Saved data entries:
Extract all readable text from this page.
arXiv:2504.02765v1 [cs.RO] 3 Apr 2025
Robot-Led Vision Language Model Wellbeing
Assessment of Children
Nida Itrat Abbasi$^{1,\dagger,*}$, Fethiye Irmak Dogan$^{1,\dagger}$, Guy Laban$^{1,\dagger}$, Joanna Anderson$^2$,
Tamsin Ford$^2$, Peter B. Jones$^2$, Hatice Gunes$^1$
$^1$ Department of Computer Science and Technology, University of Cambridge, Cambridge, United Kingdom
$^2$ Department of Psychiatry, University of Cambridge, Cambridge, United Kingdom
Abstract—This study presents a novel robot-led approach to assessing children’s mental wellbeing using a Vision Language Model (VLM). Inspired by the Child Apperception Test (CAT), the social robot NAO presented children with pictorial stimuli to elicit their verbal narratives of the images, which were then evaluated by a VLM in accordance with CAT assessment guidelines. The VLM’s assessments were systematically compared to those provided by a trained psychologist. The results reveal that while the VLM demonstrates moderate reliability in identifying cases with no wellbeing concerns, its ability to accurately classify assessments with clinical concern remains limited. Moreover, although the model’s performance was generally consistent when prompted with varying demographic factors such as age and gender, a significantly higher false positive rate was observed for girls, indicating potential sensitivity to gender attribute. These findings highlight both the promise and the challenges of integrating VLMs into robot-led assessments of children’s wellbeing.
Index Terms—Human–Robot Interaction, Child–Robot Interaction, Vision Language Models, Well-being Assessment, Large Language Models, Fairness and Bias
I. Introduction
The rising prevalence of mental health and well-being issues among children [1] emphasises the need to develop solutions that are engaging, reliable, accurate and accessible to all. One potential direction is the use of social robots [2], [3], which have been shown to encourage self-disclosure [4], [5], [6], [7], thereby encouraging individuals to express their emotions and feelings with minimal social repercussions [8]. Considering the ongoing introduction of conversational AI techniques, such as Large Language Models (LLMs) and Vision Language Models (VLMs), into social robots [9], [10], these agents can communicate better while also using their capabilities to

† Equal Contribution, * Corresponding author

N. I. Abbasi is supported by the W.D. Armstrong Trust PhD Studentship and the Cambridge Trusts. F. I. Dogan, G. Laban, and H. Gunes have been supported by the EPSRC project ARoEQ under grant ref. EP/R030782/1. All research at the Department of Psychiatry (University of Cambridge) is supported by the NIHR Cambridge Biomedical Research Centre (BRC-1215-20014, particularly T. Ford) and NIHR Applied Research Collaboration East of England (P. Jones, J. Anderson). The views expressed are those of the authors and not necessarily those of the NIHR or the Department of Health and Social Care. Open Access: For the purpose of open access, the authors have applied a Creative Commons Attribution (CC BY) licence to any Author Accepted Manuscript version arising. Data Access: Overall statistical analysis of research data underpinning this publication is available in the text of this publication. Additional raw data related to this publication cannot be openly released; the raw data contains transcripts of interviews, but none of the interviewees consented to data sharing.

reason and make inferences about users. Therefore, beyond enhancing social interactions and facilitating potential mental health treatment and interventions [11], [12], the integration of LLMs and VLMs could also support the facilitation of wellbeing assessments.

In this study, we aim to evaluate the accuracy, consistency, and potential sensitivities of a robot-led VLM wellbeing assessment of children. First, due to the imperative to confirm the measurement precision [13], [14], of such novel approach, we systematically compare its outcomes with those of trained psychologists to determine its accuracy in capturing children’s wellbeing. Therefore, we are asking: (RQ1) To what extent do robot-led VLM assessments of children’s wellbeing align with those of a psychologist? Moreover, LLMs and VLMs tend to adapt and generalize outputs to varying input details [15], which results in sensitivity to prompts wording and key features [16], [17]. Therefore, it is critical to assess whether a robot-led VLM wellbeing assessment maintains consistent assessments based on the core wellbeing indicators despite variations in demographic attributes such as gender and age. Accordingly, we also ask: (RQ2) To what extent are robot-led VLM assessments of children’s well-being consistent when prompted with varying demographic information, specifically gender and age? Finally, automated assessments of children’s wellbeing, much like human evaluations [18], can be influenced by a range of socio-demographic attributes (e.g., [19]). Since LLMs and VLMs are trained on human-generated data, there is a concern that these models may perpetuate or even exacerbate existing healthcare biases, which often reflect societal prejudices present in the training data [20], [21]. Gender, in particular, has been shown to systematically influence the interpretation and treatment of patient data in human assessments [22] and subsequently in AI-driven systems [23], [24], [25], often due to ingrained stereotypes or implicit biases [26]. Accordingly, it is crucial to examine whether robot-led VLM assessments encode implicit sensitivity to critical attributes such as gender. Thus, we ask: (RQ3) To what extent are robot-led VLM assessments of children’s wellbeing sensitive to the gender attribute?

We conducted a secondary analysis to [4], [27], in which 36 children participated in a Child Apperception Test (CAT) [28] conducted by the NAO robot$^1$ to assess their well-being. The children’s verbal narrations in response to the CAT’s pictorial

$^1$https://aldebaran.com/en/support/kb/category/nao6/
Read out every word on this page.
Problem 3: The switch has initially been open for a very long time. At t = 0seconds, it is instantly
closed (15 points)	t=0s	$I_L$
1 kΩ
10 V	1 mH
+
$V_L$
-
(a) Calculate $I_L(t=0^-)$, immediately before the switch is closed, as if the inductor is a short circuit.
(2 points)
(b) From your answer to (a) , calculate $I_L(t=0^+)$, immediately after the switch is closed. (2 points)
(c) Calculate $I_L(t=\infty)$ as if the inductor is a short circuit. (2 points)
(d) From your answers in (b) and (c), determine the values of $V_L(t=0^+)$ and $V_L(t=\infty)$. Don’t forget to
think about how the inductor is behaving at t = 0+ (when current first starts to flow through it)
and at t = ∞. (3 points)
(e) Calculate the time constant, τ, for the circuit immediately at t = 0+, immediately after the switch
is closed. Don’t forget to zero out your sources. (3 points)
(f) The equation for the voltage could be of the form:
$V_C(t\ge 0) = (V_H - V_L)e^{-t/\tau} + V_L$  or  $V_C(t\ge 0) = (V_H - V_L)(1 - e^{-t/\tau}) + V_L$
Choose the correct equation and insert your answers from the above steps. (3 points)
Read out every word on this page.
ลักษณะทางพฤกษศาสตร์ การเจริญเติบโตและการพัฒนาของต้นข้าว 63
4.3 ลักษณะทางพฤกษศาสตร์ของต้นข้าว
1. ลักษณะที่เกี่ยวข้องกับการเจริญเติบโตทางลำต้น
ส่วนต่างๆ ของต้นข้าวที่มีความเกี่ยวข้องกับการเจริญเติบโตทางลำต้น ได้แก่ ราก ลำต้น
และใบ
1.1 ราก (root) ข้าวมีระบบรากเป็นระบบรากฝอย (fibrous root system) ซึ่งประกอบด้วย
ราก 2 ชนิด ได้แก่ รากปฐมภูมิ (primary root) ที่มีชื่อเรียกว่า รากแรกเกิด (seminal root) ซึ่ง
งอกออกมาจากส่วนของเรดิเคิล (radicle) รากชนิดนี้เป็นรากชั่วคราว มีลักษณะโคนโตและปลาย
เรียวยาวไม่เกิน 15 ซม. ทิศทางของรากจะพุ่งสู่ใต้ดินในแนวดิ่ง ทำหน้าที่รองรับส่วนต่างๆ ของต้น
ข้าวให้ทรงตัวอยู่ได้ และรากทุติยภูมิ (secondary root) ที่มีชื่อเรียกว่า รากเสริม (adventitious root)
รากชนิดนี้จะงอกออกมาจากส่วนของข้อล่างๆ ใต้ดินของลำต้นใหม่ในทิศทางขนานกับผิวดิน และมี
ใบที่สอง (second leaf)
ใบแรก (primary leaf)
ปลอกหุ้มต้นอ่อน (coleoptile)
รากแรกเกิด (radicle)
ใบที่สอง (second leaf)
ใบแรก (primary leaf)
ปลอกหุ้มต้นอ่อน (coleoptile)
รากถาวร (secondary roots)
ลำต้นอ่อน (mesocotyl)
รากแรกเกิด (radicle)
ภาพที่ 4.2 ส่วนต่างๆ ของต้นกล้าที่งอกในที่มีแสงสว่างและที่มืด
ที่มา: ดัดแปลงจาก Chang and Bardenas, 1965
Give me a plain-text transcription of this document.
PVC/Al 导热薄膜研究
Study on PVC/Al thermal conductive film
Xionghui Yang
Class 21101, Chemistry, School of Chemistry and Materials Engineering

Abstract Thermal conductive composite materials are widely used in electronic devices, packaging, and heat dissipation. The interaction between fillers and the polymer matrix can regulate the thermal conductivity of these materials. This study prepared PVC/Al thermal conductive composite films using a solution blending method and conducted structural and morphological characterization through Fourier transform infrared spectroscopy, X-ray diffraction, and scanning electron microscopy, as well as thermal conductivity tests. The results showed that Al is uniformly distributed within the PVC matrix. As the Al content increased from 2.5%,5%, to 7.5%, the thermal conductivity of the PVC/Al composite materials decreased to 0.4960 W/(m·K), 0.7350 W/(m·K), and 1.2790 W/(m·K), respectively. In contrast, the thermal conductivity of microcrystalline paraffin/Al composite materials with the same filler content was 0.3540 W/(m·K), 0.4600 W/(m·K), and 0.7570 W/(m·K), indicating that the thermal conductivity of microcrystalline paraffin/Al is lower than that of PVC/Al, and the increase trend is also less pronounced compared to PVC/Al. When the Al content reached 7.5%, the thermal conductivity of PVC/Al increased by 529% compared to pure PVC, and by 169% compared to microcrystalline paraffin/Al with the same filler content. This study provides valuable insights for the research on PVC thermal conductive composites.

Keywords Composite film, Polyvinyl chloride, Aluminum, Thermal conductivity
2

Problem to solve - Read through the lines above and collect those that contain the string "short".

Solution for this exercise -
(a) Calculate $I_L(t=0^-)$, immediately before the switch is closed, as if the inductor is a short circuit.
(c) Calculate $I_L(t=\infty)$ as if the inductor is a short circuit. (2 points)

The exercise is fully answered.